Dataset rows:
- - - - -
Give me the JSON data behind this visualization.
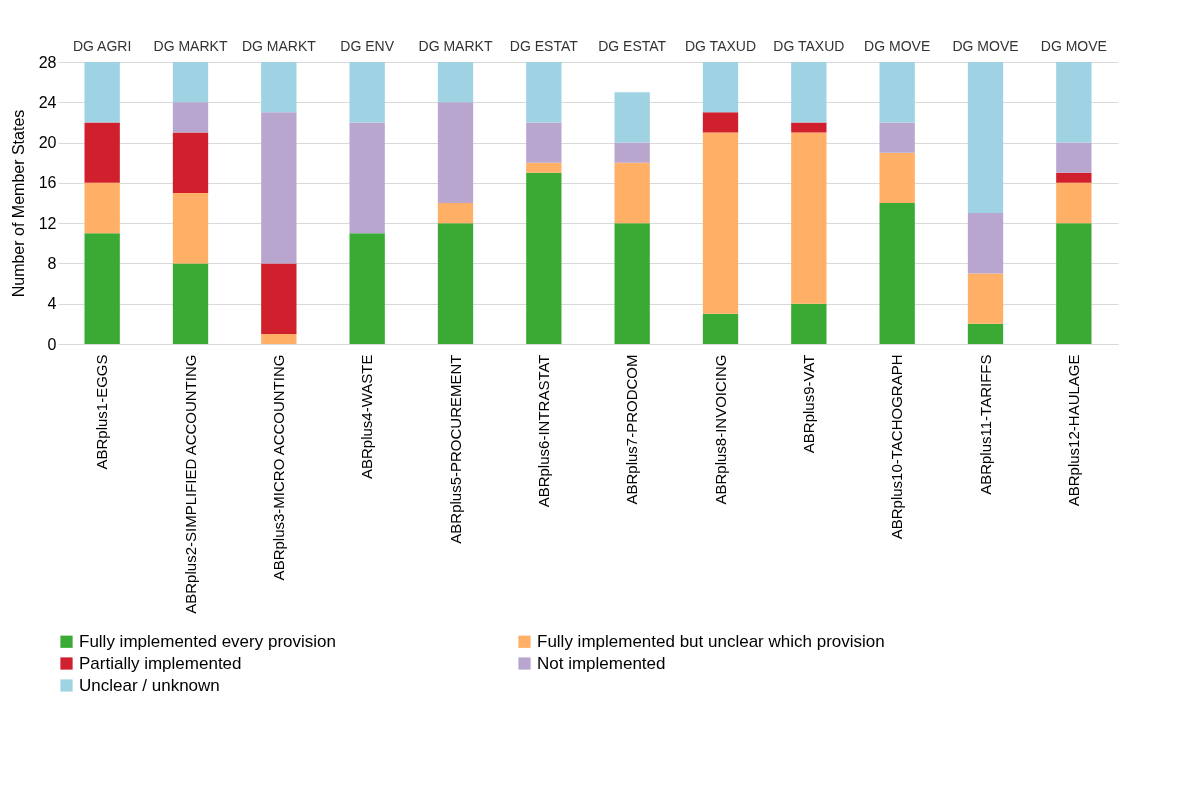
{
  "chart_data": {
    "type": "bar",
    "stacked": true,
    "ylabel": "Number of Member States",
    "ylim": [
      0,
      28
    ],
    "yticks": [
      0,
      4,
      8,
      12,
      16,
      20,
      24,
      28
    ],
    "grid": "y",
    "legend": "bottom",
    "categories": [
      "ABRplus1-EGGS",
      "ABRplus2-SIMPLIFIED ACCOUNTING",
      "ABRplus3-MICRO ACCOUNTING",
      "ABRplus4-WASTE",
      "ABRplus5-PROCUREMENT",
      "ABRplus6-INTRASTAT",
      "ABRplus7-PRODCOM",
      "ABRplus8-INVOICING",
      "ABRplus9-VAT",
      "ABRplus10-TACHOGRAPH",
      "ABRplus11-TARIFFS",
      "ABRplus12-HAULAGE"
    ],
    "series": [
      {
        "name": "Fully implemented every provision",
        "color": "#3aaa35",
        "values": [
          11,
          8,
          0,
          11,
          12,
          17,
          12,
          3,
          4,
          14,
          2,
          12
        ]
      },
      {
        "name": "Fully implemented but unclear which provision",
        "color": "#ffb066",
        "values": [
          5,
          7,
          1,
          0,
          2,
          1,
          6,
          18,
          17,
          5,
          5,
          4
        ]
      },
      {
        "name": "Partially implemented",
        "color": "#d0202e",
        "values": [
          6,
          6,
          7,
          0,
          0,
          0,
          0,
          2,
          1,
          0,
          0,
          1
        ]
      },
      {
        "name": "Not implemented",
        "color": "#b9a6cf",
        "values": [
          0,
          3,
          15,
          11,
          10,
          4,
          2,
          0,
          0,
          3,
          6,
          3
        ]
      },
      {
        "name": "Unclear / unknown",
        "color": "#9fd3e3",
        "values": [
          6,
          4,
          5,
          6,
          4,
          6,
          5,
          5,
          6,
          6,
          15,
          8
        ]
      }
    ],
    "annotations": [
      "DG AGRI",
      "DG MARKT",
      "DG MARKT",
      "DG ENV",
      "DG MARKT",
      "DG ESTAT",
      "DG ESTAT",
      "DG TAXUD",
      "DG TAXUD",
      "DG MOVE",
      "DG MOVE",
      "DG MOVE"
    ]
  }
}
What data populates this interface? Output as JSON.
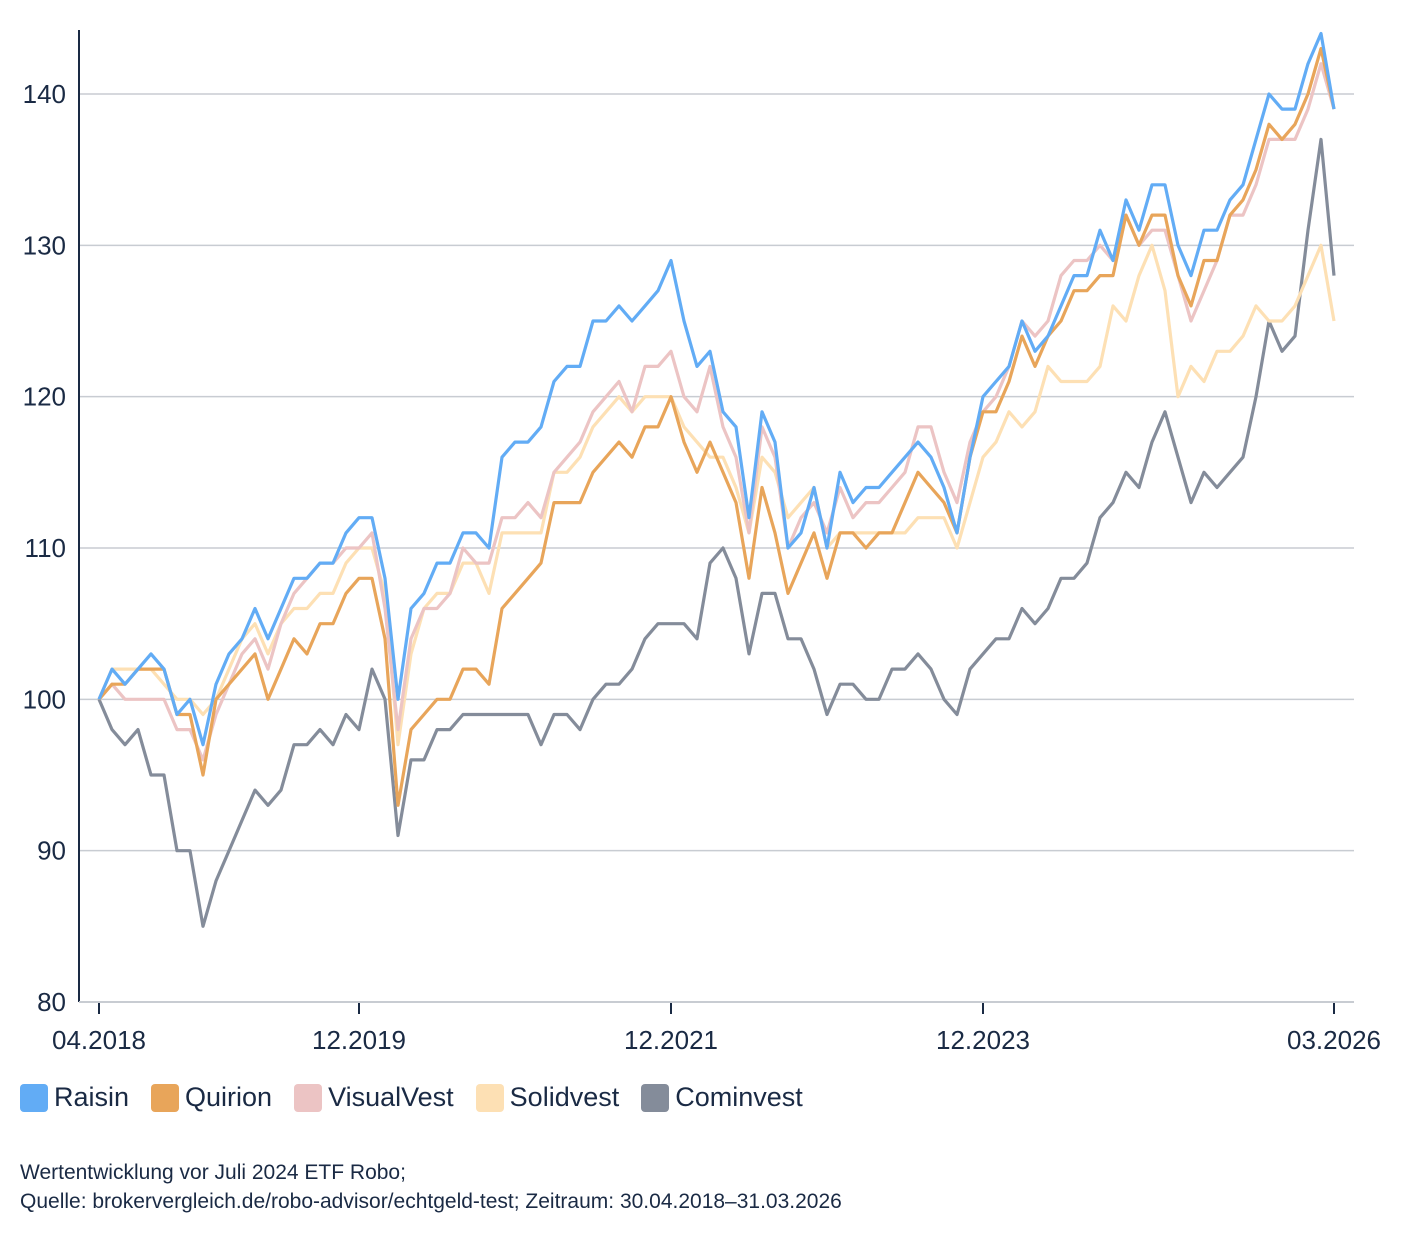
{
  "chart_data": {
    "type": "line",
    "x_start": "04.2018",
    "x_end": "03.2026",
    "x_tick_labels": [
      "04.2018",
      "12.2019",
      "12.2021",
      "12.2023",
      "03.2026"
    ],
    "y_ticks": [
      80,
      90,
      100,
      110,
      120,
      130,
      140
    ],
    "ylim": [
      80,
      144
    ],
    "grid": true,
    "legend_position": "bottom-left",
    "series": [
      {
        "name": "Raisin",
        "color": "#62acf5",
        "values": [
          100,
          102,
          101,
          102,
          103,
          102,
          99,
          100,
          97,
          101,
          103,
          104,
          106,
          104,
          106,
          108,
          108,
          109,
          109,
          111,
          112,
          112,
          108,
          100,
          106,
          107,
          109,
          109,
          111,
          111,
          110,
          116,
          117,
          117,
          118,
          121,
          122,
          122,
          125,
          125,
          126,
          125,
          126,
          127,
          129,
          125,
          122,
          123,
          119,
          118,
          112,
          119,
          117,
          110,
          111,
          114,
          110,
          115,
          113,
          114,
          114,
          115,
          116,
          117,
          116,
          114,
          111,
          116,
          120,
          121,
          122,
          125,
          123,
          124,
          126,
          128,
          128,
          131,
          129,
          133,
          131,
          134,
          134,
          130,
          128,
          131,
          131,
          133,
          134,
          137,
          140,
          139,
          139,
          142,
          144,
          139
        ]
      },
      {
        "name": "Quirion",
        "color": "#e8a55a",
        "values": [
          100,
          101,
          101,
          102,
          102,
          102,
          99,
          99,
          95,
          100,
          101,
          102,
          103,
          100,
          102,
          104,
          103,
          105,
          105,
          107,
          108,
          108,
          104,
          93,
          98,
          99,
          100,
          100,
          102,
          102,
          101,
          106,
          107,
          108,
          109,
          113,
          113,
          113,
          115,
          116,
          117,
          116,
          118,
          118,
          120,
          117,
          115,
          117,
          115,
          113,
          108,
          114,
          111,
          107,
          109,
          111,
          108,
          111,
          111,
          110,
          111,
          111,
          113,
          115,
          114,
          113,
          111,
          116,
          119,
          119,
          121,
          124,
          122,
          124,
          125,
          127,
          127,
          128,
          128,
          132,
          130,
          132,
          132,
          128,
          126,
          129,
          129,
          132,
          133,
          135,
          138,
          137,
          138,
          140,
          143,
          139
        ]
      },
      {
        "name": "VisualVest",
        "color": "#ecc4c4",
        "values": [
          100,
          101,
          100,
          100,
          100,
          100,
          98,
          98,
          96,
          99,
          101,
          103,
          104,
          102,
          105,
          107,
          108,
          109,
          109,
          110,
          110,
          111,
          106,
          98,
          104,
          106,
          106,
          107,
          110,
          109,
          109,
          112,
          112,
          113,
          112,
          115,
          116,
          117,
          119,
          120,
          121,
          119,
          122,
          122,
          123,
          120,
          119,
          122,
          118,
          116,
          111,
          118,
          116,
          110,
          112,
          113,
          111,
          114,
          112,
          113,
          113,
          114,
          115,
          118,
          118,
          115,
          113,
          117,
          119,
          120,
          122,
          125,
          124,
          125,
          128,
          129,
          129,
          130,
          129,
          132,
          130,
          131,
          131,
          128,
          125,
          127,
          129,
          132,
          132,
          134,
          137,
          137,
          137,
          139,
          142,
          139
        ]
      },
      {
        "name": "Solidvest",
        "color": "#fde0b4",
        "values": [
          100,
          102,
          102,
          102,
          102,
          101,
          100,
          100,
          99,
          100,
          102,
          104,
          105,
          103,
          105,
          106,
          106,
          107,
          107,
          109,
          110,
          110,
          107,
          97,
          103,
          106,
          107,
          107,
          109,
          109,
          107,
          111,
          111,
          111,
          111,
          115,
          115,
          116,
          118,
          119,
          120,
          119,
          120,
          120,
          120,
          118,
          117,
          116,
          116,
          114,
          111,
          116,
          115,
          112,
          113,
          114,
          110,
          111,
          111,
          111,
          111,
          111,
          111,
          112,
          112,
          112,
          110,
          113,
          116,
          117,
          119,
          118,
          119,
          122,
          121,
          121,
          121,
          122,
          126,
          125,
          128,
          130,
          127,
          120,
          122,
          121,
          123,
          123,
          124,
          126,
          125,
          125,
          126,
          128,
          130,
          125
        ]
      },
      {
        "name": "Cominvest",
        "color": "#848c9a",
        "values": [
          100,
          98,
          97,
          98,
          95,
          95,
          90,
          90,
          85,
          88,
          90,
          92,
          94,
          93,
          94,
          97,
          97,
          98,
          97,
          99,
          98,
          102,
          100,
          91,
          96,
          96,
          98,
          98,
          99,
          99,
          99,
          99,
          99,
          99,
          97,
          99,
          99,
          98,
          100,
          101,
          101,
          102,
          104,
          105,
          105,
          105,
          104,
          109,
          110,
          108,
          103,
          107,
          107,
          104,
          104,
          102,
          99,
          101,
          101,
          100,
          100,
          102,
          102,
          103,
          102,
          100,
          99,
          102,
          103,
          104,
          104,
          106,
          105,
          106,
          108,
          108,
          109,
          112,
          113,
          115,
          114,
          117,
          119,
          116,
          113,
          115,
          114,
          115,
          116,
          120,
          125,
          123,
          124,
          131,
          137,
          128
        ]
      }
    ]
  },
  "caption": {
    "line1": "Wertentwicklung vor Juli 2024 ETF Robo;",
    "line2": "Quelle: brokervergleich.de/robo-advisor/echtgeld-test; Zeitraum: 30.04.2018–31.03.2026"
  }
}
- - - - -
> _Set exercise_: Above are records; say how many of their lines contain the word "JSON", giving only the number.

> _Expected answer_: 2